(Collected data)
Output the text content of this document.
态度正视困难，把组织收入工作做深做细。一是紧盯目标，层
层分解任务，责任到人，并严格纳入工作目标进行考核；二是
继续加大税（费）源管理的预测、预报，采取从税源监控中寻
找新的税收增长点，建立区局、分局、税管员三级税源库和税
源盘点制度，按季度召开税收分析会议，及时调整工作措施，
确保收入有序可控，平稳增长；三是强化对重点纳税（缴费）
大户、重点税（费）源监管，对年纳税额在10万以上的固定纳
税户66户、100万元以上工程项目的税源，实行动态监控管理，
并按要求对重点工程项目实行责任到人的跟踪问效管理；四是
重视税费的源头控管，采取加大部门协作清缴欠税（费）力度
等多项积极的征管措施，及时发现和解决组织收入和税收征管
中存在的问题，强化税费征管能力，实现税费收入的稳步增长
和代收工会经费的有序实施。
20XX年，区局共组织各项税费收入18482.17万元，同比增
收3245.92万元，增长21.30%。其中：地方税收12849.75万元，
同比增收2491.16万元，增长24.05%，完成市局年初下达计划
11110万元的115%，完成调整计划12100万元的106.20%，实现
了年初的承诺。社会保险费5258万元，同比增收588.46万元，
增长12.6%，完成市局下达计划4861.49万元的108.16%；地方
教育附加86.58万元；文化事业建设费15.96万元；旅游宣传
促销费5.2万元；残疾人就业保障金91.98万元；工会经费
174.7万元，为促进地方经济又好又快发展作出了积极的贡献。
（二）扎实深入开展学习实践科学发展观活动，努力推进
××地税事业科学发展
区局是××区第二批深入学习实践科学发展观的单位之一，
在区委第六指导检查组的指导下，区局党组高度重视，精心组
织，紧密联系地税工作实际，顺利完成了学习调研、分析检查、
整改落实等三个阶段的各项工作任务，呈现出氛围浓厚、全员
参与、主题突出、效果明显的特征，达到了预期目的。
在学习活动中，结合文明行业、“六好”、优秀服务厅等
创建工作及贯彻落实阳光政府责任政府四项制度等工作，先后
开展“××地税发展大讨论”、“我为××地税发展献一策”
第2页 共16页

## Task instructions
Quote each line of the listing above exactly.

## The result
Output the text content of this document.
态度正视困难，把组织收入工作做深做细。一是紧盯目标，层
层分解任务，责任到人，并严格纳入工作目标进行考核；二是
继续加大税（费）源管理的预测、预报，采取从税源监控中寻
找新的税收增长点，建立区局、分局、税管员三级税源库和税
源盘点制度，按季度召开税收分析会议，及时调整工作措施，
确保收入有序可控，平稳增长；三是强化对重点纳税（缴费）
大户、重点税（费）源监管，对年纳税额在10万以上的固定纳
税户66户、100万元以上工程项目的税源，实行动态监控管理，
并按要求对重点工程项目实行责任到人的跟踪问效管理；四是
重视税费的源头控管，采取加大部门协作清缴欠税（费）力度
等多项积极的征管措施，及时发现和解决组织收入和税收征管
中存在的问题，强化税费征管能力，实现税费收入的稳步增长
和代收工会经费的有序实施。
20XX年，区局共组织各项税费收入18482.17万元，同比增
收3245.92万元，增长21.30%。其中：地方税收12849.75万元，
同比增收2491.16万元，增长24.05%，完成市局年初下达计划
11110万元的115%，完成调整计划12100万元的106.20%，实现
了年初的承诺。社会保险费5258万元，同比增收588.46万元，
增长12.6%，完成市局下达计划4861.49万元的108.16%；地方
教育附加86.58万元；文化事业建设费15.96万元；旅游宣传
促销费5.2万元；残疾人就业保障金91.98万元；工会经费
174.7万元，为促进地方经济又好又快发展作出了积极的贡献。
（二）扎实深入开展学习实践科学发展观活动，努力推进
××地税事业科学发展
区局是××区第二批深入学习实践科学发展观的单位之一，
在区委第六指导检查组的指导下，区局党组高度重视，精心组
织，紧密联系地税工作实际，顺利完成了学习调研、分析检查、
整改落实等三个阶段的各项工作任务，呈现出氛围浓厚、全员
参与、主题突出、效果明显的特征，达到了预期目的。
在学习活动中，结合文明行业、“六好”、优秀服务厅等
创建工作及贯彻落实阳光政府责任政府四项制度等工作，先后
开展“××地税发展大讨论”、“我为××地税发展献一策”
第2页 共16页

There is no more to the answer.